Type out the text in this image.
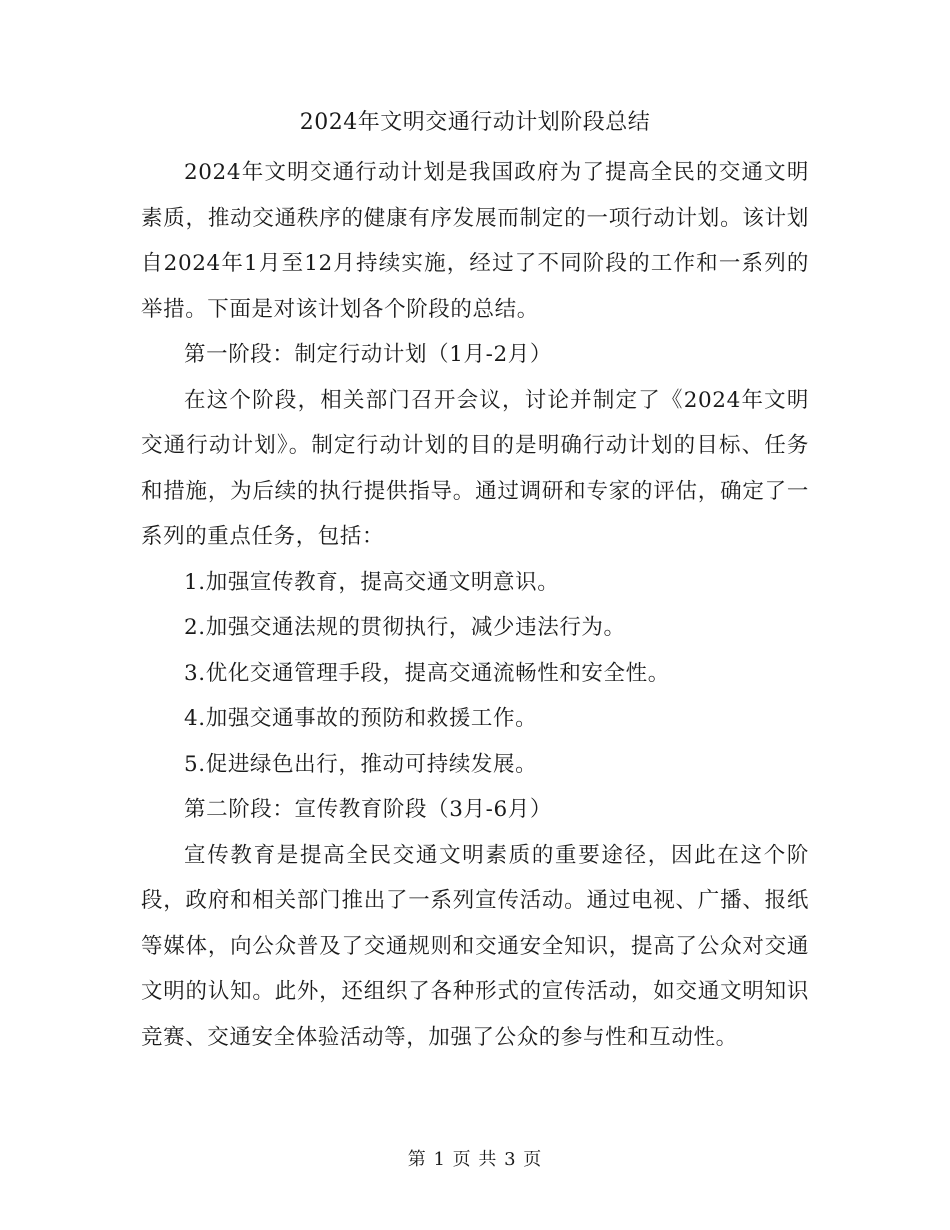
2024年文明交通行动计划阶段总结

2024年文明交通行动计划是我国政府为了提高全民的交通文明素质，推动交通秩序的健康有序发展而制定的一项行动计划。该计划自2024年1月至12月持续实施，经过了不同阶段的工作和一系列的举措。下面是对该计划各个阶段的总结。

第一阶段：制定行动计划（1月-2月）

在这个阶段，相关部门召开会议，讨论并制定了《2024年文明交通行动计划》。制定行动计划的目的是明确行动计划的目标、任务和措施，为后续的执行提供指导。通过调研和专家的评估，确定了一系列的重点任务，包括：

1.加强宣传教育，提高交通文明意识。

2.加强交通法规的贯彻执行，减少违法行为。

3.优化交通管理手段，提高交通流畅性和安全性。

4.加强交通事故的预防和救援工作。

5.促进绿色出行，推动可持续发展。

第二阶段：宣传教育阶段（3月-6月）

宣传教育是提高全民交通文明素质的重要途径，因此在这个阶段，政府和相关部门推出了一系列宣传活动。通过电视、广播、报纸等媒体，向公众普及了交通规则和交通安全知识，提高了公众对交通文明的认知。此外，还组织了各种形式的宣传活动，如交通文明知识竞赛、交通安全体验活动等，加强了公众的参与性和互动性。

第 1 页 共 3 页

* _What to work on_
The records above need to be given again exactly. Omit the pictures.

* _Completed task_
Type out the text in this image.
2024年文明交通行动计划阶段总结

2024年文明交通行动计划是我国政府为了提高全民的交通文明素质，推动交通秩序的健康有序发展而制定的一项行动计划。该计划自2024年1月至12月持续实施，经过了不同阶段的工作和一系列的举措。下面是对该计划各个阶段的总结。

第一阶段：制定行动计划（1月-2月）

在这个阶段，相关部门召开会议，讨论并制定了《2024年文明交通行动计划》。制定行动计划的目的是明确行动计划的目标、任务和措施，为后续的执行提供指导。通过调研和专家的评估，确定了一系列的重点任务，包括：

1.加强宣传教育，提高交通文明意识。

2.加强交通法规的贯彻执行，减少违法行为。

3.优化交通管理手段，提高交通流畅性和安全性。

4.加强交通事故的预防和救援工作。

5.促进绿色出行，推动可持续发展。

第二阶段：宣传教育阶段（3月-6月）

宣传教育是提高全民交通文明素质的重要途径，因此在这个阶段，政府和相关部门推出了一系列宣传活动。通过电视、广播、报纸等媒体，向公众普及了交通规则和交通安全知识，提高了公众对交通文明的认知。此外，还组织了各种形式的宣传活动，如交通文明知识竞赛、交通安全体验活动等，加强了公众的参与性和互动性。

第 1 页 共 3 页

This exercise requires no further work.